Copy the lines below word for word, beginning with the line that contains "Text: 3: 3 (74, 441, 80, 451)" and continuing through the line that contains "Text: Contains HM".

─── Source records

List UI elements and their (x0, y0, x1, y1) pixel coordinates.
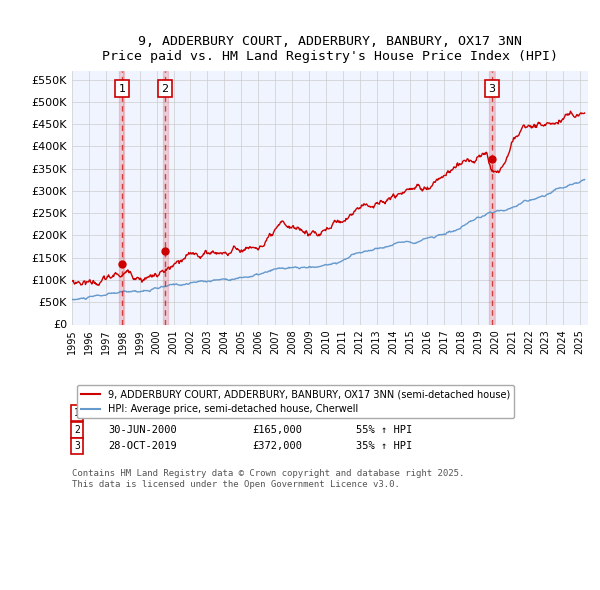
Text: 3: 3 (74, 441, 80, 451)
Text: 1: 1 (118, 84, 125, 94)
Title: 9, ADDERBURY COURT, ADDERBURY, BANBURY, OX17 3NN
Price paid vs. HM Land Registry: 9, ADDERBURY COURT, ADDERBURY, BANBURY, … (102, 35, 558, 63)
Text: £165,000: £165,000 (253, 425, 302, 435)
Text: £372,000: £372,000 (253, 441, 302, 451)
Legend: 9, ADDERBURY COURT, ADDERBURY, BANBURY, OX17 3NN (semi-detached house), HPI: Ave: 9, ADDERBURY COURT, ADDERBURY, BANBURY, … (77, 385, 514, 418)
Text: Contains HM Land Registry data © Crown copyright and database right 2025.
This d: Contains HM Land Registry data © Crown c… (72, 469, 464, 489)
Text: 30-JUN-2000: 30-JUN-2000 (108, 425, 177, 435)
Text: 1: 1 (74, 408, 80, 418)
Text: 12-DEC-1997: 12-DEC-1997 (108, 408, 177, 418)
Bar (163, 71, 167, 324)
Text: 28-OCT-2019: 28-OCT-2019 (108, 441, 177, 451)
Text: 3: 3 (488, 84, 496, 94)
Bar (490, 71, 494, 324)
Text: 35% ↑ HPI: 35% ↑ HPI (356, 441, 412, 451)
Bar (119, 71, 124, 324)
Text: 2: 2 (74, 425, 80, 435)
Text: £135,000: £135,000 (253, 408, 302, 418)
Text: 82% ↑ HPI: 82% ↑ HPI (356, 408, 412, 418)
Text: 2: 2 (161, 84, 169, 94)
Text: 55% ↑ HPI: 55% ↑ HPI (356, 425, 412, 435)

──────

→ **Finished answer**
Text: 3: 3 (74, 441, 80, 451)
Text: 1: 1 (118, 84, 125, 94)
Title: 9, ADDERBURY COURT, ADDERBURY, BANBURY, OX17 3NN
Price paid vs. HM Land Registry: 9, ADDERBURY COURT, ADDERBURY, BANBURY, … (102, 35, 558, 63)
Text: £165,000: £165,000 (253, 425, 302, 435)
Text: £372,000: £372,000 (253, 441, 302, 451)
Legend: 9, ADDERBURY COURT, ADDERBURY, BANBURY, OX17 3NN (semi-detached house), HPI: Ave: 9, ADDERBURY COURT, ADDERBURY, BANBURY, … (77, 385, 514, 418)
Text: Contains HM Land Registry data © Crown copyright and database right 2025.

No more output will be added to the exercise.